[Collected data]
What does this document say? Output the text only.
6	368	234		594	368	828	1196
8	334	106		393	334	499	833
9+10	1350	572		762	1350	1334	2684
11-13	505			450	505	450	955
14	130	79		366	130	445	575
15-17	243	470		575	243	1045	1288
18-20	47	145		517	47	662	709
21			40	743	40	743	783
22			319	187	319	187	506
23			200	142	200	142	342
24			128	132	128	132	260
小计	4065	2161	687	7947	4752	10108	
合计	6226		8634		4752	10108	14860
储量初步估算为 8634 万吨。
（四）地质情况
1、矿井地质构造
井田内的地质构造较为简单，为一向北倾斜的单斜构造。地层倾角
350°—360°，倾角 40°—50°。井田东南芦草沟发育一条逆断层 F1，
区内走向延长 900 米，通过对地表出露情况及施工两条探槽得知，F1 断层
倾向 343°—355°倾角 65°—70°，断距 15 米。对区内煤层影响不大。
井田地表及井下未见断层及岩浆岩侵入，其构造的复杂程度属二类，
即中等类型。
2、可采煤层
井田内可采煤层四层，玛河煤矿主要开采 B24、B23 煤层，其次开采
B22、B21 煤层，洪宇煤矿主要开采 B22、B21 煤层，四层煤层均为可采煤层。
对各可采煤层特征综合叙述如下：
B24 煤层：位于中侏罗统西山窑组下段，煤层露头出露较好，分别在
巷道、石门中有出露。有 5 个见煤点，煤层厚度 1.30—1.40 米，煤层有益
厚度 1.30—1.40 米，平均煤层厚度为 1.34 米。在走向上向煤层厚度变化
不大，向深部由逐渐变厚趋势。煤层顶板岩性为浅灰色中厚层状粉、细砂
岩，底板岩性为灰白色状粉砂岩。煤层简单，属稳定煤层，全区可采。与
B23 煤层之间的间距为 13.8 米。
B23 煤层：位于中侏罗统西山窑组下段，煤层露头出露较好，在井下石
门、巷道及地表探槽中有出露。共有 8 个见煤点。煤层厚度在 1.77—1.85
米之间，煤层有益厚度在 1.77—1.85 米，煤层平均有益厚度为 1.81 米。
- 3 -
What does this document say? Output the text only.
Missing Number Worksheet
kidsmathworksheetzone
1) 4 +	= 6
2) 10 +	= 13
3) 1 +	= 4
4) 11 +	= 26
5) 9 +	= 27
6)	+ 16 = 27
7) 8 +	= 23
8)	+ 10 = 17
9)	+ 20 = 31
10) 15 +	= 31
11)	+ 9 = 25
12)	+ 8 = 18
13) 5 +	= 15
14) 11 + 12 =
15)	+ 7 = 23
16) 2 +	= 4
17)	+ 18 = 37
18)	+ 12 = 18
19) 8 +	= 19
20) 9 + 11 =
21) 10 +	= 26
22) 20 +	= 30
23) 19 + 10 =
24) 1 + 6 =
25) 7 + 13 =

### The problem:
Each record must be repeated exactly as it is.

### Exercise result:
What does this document say? Output the text only.
6	368	234		594	368	828	1196
8	334	106		393	334	499	833
9+10	1350	572		762	1350	1334	2684
11-13	505			450	505	450	955
14	130	79		366	130	445	575
15-17	243	470		575	243	1045	1288
18-20	47	145		517	47	662	709
21			40	743	40	743	783
22			319	187	319	187	506
23			200	142	200	142	342
24			128	132	128	132	260
小计	4065	2161	687	7947	4752	10108	
合计	6226		8634		4752	10108	14860
储量初步估算为 8634 万吨。
（四）地质情况
1、矿井地质构造
井田内的地质构造较为简单，为一向北倾斜的单斜构造。地层倾角
350°—360°，倾角 40°—50°。井田东南芦草沟发育一条逆断层 F1，
区内走向延长 900 米，通过对地表出露情况及施工两条探槽得知，F1 断层
倾向 343°—355°倾角 65°—70°，断距 15 米。对区内煤层影响不大。
井田地表及井下未见断层及岩浆岩侵入，其构造的复杂程度属二类，
即中等类型。
2、可采煤层
井田内可采煤层四层，玛河煤矿主要开采 B24、B23 煤层，其次开采
B22、B21 煤层，洪宇煤矿主要开采 B22、B21 煤层，四层煤层均为可采煤层。
对各可采煤层特征综合叙述如下：
B24 煤层：位于中侏罗统西山窑组下段，煤层露头出露较好，分别在
巷道、石门中有出露。有 5 个见煤点，煤层厚度 1.30—1.40 米，煤层有益
厚度 1.30—1.40 米，平均煤层厚度为 1.34 米。在走向上向煤层厚度变化
不大，向深部由逐渐变厚趋势。煤层顶板岩性为浅灰色中厚层状粉、细砂
岩，底板岩性为灰白色状粉砂岩。煤层简单，属稳定煤层，全区可采。与
B23 煤层之间的间距为 13.8 米。
B23 煤层：位于中侏罗统西山窑组下段，煤层露头出露较好，在井下石
门、巷道及地表探槽中有出露。共有 8 个见煤点。煤层厚度在 1.77—1.85
米之间，煤层有益厚度在 1.77—1.85 米，煤层平均有益厚度为 1.81 米。
- 3 -
What does this document say? Output the text only.
Missing Number Worksheet
kidsmathworksheetzone
1) 4 +	= 6
2) 10 +	= 13
3) 1 +	= 4
4) 11 +	= 26
5) 9 +	= 27
6)	+ 16 = 27
7) 8 +	= 23
8)	+ 10 = 17
9)	+ 20 = 31
10) 15 +	= 31
11)	+ 9 = 25
12)	+ 8 = 18
13) 5 +	= 15
14) 11 + 12 =
15)	+ 7 = 23
16) 2 +	= 4
17)	+ 18 = 37
18)	+ 12 = 18
19) 8 +	= 19
20) 9 + 11 =
21) 10 +	= 26
22) 20 +	= 30
23) 19 + 10 =
24) 1 + 6 =
25) 7 + 13 =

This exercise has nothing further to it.